• _Job_
Work out the number of lines containing "JSON". Give that number alone.

* begin *

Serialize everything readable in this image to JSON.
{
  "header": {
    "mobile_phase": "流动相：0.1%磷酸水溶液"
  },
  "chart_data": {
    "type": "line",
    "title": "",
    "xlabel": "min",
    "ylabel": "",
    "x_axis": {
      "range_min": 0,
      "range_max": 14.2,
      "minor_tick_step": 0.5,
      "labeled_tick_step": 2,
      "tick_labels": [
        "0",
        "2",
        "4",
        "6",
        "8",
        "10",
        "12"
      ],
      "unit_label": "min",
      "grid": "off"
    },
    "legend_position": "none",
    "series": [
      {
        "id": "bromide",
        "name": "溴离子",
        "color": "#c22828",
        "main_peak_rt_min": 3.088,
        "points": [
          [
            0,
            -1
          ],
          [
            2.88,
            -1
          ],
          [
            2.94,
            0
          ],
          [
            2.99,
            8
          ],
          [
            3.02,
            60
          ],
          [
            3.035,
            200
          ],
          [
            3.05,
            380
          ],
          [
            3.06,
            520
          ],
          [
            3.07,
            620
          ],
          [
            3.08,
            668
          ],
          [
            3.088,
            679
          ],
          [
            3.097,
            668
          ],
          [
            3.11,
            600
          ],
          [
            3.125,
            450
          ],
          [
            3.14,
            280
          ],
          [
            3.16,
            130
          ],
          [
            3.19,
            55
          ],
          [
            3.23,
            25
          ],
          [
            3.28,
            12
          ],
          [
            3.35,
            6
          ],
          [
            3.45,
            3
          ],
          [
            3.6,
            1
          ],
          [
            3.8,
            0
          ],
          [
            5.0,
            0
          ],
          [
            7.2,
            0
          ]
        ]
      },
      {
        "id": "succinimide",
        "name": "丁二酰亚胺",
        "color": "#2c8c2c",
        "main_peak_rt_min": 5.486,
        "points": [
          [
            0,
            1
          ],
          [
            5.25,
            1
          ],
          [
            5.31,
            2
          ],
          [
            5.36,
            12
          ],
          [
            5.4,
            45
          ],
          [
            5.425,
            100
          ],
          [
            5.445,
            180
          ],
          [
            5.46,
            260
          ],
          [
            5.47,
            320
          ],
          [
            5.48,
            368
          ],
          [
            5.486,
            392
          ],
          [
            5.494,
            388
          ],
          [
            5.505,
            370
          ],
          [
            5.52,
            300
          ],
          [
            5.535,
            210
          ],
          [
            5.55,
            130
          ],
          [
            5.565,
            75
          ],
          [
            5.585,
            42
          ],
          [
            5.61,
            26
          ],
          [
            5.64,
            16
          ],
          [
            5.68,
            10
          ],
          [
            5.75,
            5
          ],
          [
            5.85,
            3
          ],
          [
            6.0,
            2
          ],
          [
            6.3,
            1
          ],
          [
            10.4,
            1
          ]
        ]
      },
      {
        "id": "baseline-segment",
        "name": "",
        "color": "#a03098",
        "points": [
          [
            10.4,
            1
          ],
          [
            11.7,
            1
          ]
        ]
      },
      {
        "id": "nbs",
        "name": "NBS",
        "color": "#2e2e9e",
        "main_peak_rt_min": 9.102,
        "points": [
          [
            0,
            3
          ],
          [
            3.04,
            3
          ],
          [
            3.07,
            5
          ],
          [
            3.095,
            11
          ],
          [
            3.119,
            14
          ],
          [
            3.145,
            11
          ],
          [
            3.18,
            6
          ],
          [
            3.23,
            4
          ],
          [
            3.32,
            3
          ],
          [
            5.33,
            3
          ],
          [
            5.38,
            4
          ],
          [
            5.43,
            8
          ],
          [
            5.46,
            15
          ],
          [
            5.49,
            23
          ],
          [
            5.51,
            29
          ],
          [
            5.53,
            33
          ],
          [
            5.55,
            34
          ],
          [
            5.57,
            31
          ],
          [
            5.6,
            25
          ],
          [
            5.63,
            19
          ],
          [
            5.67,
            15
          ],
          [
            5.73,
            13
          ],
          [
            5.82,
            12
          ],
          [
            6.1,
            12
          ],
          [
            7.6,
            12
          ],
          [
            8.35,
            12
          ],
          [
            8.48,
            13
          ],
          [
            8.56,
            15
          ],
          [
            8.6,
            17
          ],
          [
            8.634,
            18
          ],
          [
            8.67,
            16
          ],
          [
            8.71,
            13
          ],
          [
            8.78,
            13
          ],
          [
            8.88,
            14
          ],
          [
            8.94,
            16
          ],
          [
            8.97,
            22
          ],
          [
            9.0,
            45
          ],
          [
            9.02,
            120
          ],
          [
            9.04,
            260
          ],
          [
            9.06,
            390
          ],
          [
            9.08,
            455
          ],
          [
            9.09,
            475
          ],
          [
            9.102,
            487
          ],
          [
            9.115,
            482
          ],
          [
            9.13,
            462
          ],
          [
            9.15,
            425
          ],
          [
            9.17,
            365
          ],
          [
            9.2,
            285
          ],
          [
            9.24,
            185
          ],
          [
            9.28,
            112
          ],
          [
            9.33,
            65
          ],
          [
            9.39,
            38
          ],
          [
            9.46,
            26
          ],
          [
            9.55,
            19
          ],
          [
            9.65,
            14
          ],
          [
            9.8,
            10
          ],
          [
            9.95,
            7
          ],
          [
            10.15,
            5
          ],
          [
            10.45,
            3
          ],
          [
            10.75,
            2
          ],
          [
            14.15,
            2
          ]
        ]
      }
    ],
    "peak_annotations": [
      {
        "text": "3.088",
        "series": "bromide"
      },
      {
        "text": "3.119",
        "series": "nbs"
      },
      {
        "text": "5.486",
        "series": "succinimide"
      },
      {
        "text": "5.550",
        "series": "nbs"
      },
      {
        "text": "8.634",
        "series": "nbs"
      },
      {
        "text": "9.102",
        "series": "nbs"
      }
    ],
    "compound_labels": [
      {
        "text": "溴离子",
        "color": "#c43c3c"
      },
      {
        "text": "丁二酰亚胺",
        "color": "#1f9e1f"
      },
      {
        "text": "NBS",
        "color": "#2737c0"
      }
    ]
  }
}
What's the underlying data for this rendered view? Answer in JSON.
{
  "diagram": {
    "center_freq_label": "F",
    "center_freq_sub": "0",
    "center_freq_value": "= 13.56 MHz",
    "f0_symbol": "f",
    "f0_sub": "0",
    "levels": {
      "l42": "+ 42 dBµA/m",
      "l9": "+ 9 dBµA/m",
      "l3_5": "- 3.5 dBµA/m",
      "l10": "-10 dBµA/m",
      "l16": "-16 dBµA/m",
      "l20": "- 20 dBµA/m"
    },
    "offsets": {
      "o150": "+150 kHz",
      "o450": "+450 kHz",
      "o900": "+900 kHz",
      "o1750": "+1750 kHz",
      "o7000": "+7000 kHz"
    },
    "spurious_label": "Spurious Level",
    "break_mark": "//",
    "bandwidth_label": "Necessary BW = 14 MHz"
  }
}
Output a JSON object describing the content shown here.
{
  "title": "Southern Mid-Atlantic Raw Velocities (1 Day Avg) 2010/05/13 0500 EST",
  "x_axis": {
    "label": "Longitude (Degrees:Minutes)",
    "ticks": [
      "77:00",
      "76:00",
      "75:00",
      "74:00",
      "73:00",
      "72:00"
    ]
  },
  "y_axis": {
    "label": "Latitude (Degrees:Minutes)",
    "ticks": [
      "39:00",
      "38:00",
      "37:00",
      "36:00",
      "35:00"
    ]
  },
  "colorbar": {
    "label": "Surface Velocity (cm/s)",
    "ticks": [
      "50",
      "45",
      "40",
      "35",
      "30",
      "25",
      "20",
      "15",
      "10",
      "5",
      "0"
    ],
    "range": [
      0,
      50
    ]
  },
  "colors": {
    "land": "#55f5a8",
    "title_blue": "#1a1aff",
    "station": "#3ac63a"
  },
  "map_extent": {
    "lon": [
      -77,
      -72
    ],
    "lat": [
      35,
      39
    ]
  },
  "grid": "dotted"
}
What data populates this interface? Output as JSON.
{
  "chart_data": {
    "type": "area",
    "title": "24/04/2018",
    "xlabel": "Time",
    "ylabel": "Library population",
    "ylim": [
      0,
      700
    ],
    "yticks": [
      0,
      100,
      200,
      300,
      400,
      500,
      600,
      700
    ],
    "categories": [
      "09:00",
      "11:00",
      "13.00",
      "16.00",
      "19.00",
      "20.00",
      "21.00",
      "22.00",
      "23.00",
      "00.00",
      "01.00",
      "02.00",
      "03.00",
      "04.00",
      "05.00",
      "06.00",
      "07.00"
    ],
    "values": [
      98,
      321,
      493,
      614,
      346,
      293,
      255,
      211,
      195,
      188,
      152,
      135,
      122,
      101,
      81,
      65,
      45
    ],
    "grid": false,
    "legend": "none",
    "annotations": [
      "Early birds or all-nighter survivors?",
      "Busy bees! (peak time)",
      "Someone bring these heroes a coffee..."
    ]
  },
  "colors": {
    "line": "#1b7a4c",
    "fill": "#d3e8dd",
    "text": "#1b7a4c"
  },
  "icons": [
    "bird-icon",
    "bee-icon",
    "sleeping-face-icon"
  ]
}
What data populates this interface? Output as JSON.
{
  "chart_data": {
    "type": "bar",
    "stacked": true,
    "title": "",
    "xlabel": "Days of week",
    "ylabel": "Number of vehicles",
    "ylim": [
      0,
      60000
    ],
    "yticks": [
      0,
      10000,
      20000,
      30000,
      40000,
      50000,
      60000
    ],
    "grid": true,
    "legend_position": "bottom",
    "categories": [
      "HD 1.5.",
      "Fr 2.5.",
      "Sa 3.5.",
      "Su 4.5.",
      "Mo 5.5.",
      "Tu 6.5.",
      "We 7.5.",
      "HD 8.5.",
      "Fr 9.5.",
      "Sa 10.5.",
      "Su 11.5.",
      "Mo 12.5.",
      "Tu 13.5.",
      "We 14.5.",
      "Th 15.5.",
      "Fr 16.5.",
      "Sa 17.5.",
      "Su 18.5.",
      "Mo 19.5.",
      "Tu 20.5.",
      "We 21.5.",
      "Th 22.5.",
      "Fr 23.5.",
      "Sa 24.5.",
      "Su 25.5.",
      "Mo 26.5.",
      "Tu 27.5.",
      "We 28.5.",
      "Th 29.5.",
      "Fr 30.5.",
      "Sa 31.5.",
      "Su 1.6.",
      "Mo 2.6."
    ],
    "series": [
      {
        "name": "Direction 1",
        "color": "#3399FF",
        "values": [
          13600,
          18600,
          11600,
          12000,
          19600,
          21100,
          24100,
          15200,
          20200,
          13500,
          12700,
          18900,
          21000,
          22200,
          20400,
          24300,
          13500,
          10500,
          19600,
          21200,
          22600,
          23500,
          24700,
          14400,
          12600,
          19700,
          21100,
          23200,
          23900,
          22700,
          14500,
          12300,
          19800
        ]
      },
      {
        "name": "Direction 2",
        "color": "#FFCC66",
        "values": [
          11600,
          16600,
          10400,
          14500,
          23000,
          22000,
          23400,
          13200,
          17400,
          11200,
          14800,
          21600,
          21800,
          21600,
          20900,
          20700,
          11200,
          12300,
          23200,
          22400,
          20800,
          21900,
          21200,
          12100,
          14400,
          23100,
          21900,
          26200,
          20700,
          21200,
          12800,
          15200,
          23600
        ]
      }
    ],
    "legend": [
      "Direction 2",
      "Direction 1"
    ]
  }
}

* end *

• _Answer below_
5